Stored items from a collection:

____________

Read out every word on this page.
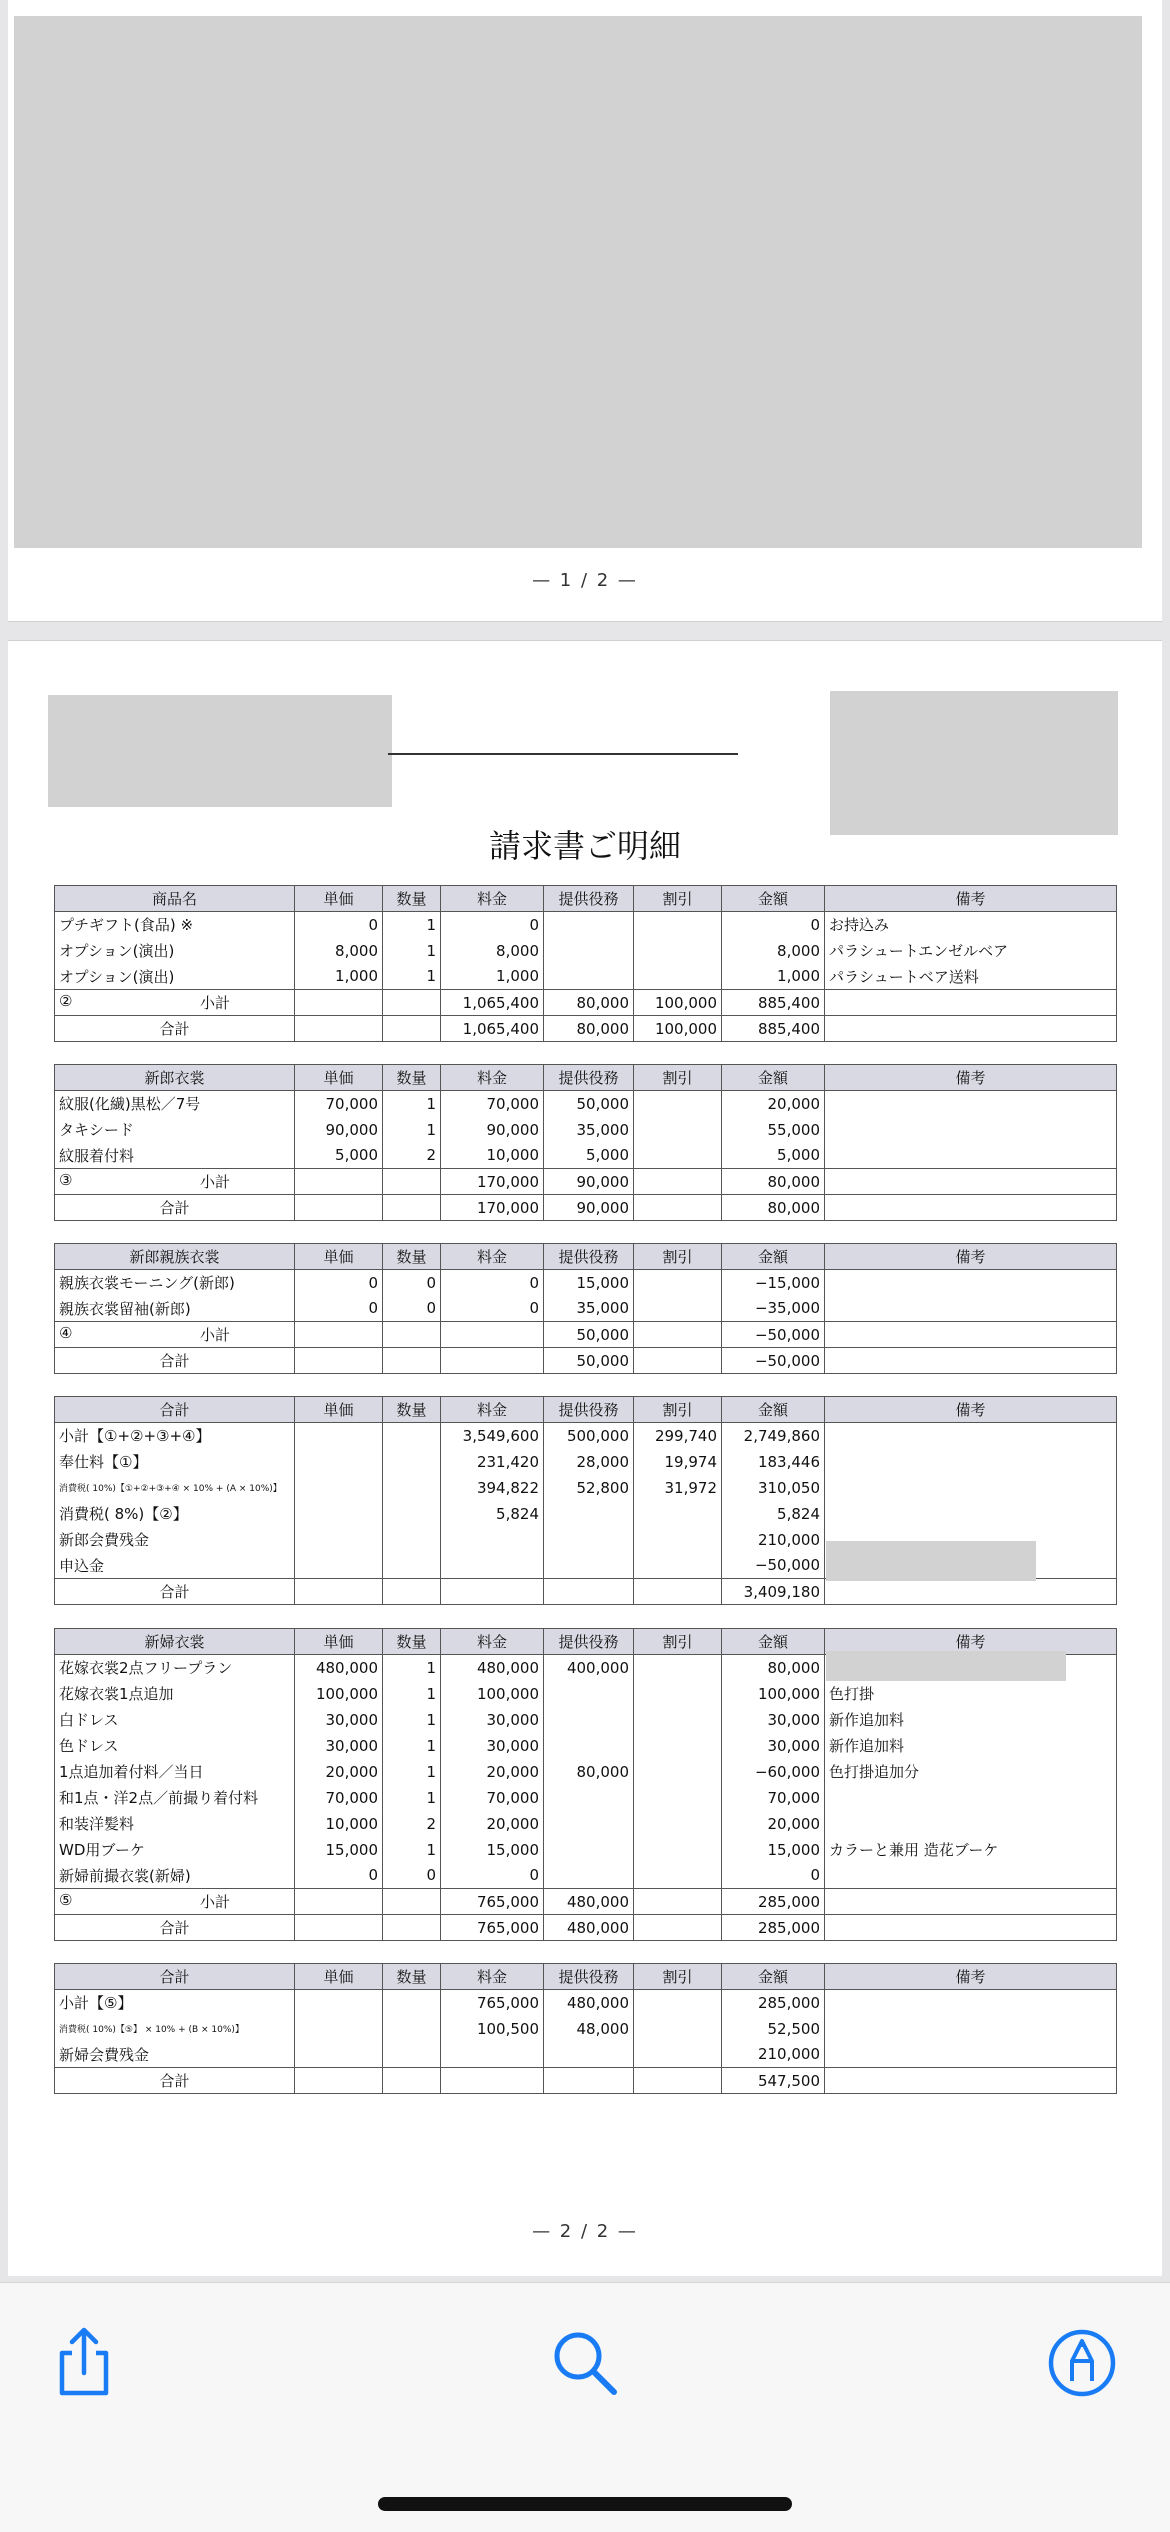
— 1 / 2 —
請求書ご明細
商品名	単価	数量	料金	提供役務	割引	金額	備考
プチギフト(食品) ※	0	1	0			0	お持込み
オプション(演出)	8,000	1	8,000			8,000	パラシュートエンゼルベア
オプション(演出)	1,000	1	1,000			1,000	パラシュートベア送料

② 小計			1,065,400	80,000	100,000	885,400	
合計			1,065,400	80,000	100,000	885,400	
新郎衣裳	単価	数量	料金	提供役務	割引	金額	備考
紋服(化繊)黒松／7号	70,000	1	70,000	50,000		20,000	
タキシード	90,000	1	90,000	35,000		55,000	
紋服着付料	5,000	2	10,000	5,000		5,000	

③ 小計			170,000	90,000		80,000	
合計			170,000	90,000		80,000	
新郎親族衣裳	単価	数量	料金	提供役務	割引	金額	備考
親族衣裳モーニング(新郎)	0	0	0	15,000		−15,000	
親族衣裳留袖(新郎)	0	0	0	35,000		−35,000	

④ 小計				50,000		−50,000	
合計				50,000		−50,000	
合計	単価	数量	料金	提供役務	割引	金額	備考
小計【①+②+③+④】			3,549,600	500,000	299,740	2,749,860	
奉仕料【①】			231,420	28,000	19,974	183,446	
消費税( 10%)【①+②+③+④ × 10% + (A × 10%)】			394,822	52,800	31,972	310,050	
消費税( 8%)【②】			5,824			5,824	
新郎会費残金						210,000	
申込金						−50,000	
合計						3,409,180	
新婦衣裳	単価	数量	料金	提供役務	割引	金額	備考
花嫁衣裳2点フリープラン	480,000	1	480,000	400,000		80,000	
花嫁衣裳1点追加	100,000	1	100,000			100,000	色打掛
白ドレス	30,000	1	30,000			30,000	新作追加料
色ドレス	30,000	1	30,000			30,000	新作追加料
1点追加着付料／当日	20,000	1	20,000	80,000		−60,000	色打掛追加分
和1点・洋2点／前撮り着付料	70,000	1	70,000			70,000	
和装洋髪料	10,000	2	20,000			20,000	
WD用ブーケ	15,000	1	15,000			15,000	カラーと兼用 造花ブーケ
新婦前撮衣裳(新婦)	0	0	0			0	

⑤ 小計			765,000	480,000		285,000	
合計			765,000	480,000		285,000	
合計	単価	数量	料金	提供役務	割引	金額	備考
小計【⑤】			765,000	480,000		285,000	
消費税( 10%)【⑤】 × 10% + (B × 10%)】			100,500	48,000		52,500	
新婦会費残金						210,000	
合計						547,500	
— 2 / 2 —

____________

*Prompt*.
Copy out each line that contains the word "オプション".

*Task result*.
オプション(演出)	8,000	1	8,000			8,000	パラシュートエンゼルベア
オプション(演出)	1,000	1	1,000			1,000	パラシュートベア送料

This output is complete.